-- TASK REQUIREMENTS --
Below is a listing. Gather each line of it that contains "Northeim".

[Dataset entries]
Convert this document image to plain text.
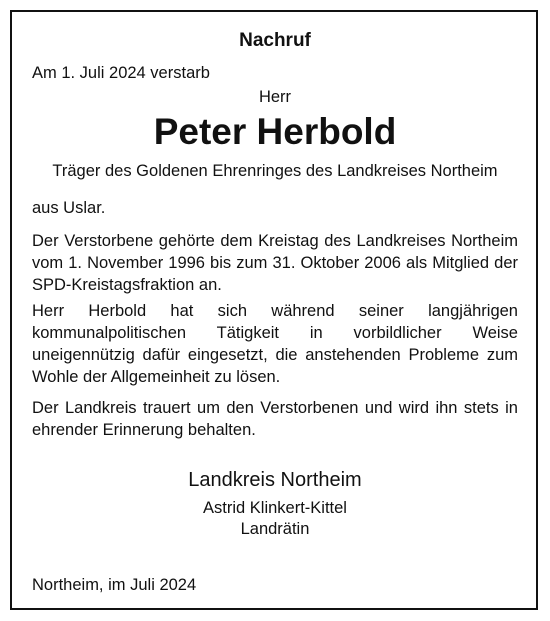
Nachruf
Am 1. Juli 2024 verstarb
Herr
Peter Herbold
Träger des Goldenen Ehrenringes des Landkreises Northeim
aus Uslar.
Der Verstorbene gehörte dem Kreistag des Landkreises Northeim vom 1. November 1996 bis zum 31. Oktober 2006 als Mitglied der SPD-Kreistagsfraktion an.
Herr Herbold hat sich während seiner langjährigen kommunalpolitischen Tätigkeit in vorbildlicher Weise uneigennützig dafür eingesetzt, die anstehenden Probleme zum Wohle der Allgemeinheit zu lösen.
Der Landkreis trauert um den Verstorbenen und wird ihn stets in ehrender Erinnerung behalten.
Landkreis Northeim
Astrid Klinkert-Kittel
Landrätin
Northeim, im Juli 2024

-- SOLUTION BELOW --
Träger des Goldenen Ehrenringes des Landkreises Northeim
Der Verstorbene gehörte dem Kreistag des Landkreises Northeim vom 1. November 1996 bis zum 31. Oktober 2006 als Mitglied der SPD-Kreistagsfraktion an.
Landkreis Northeim
Northeim, im Juli 2024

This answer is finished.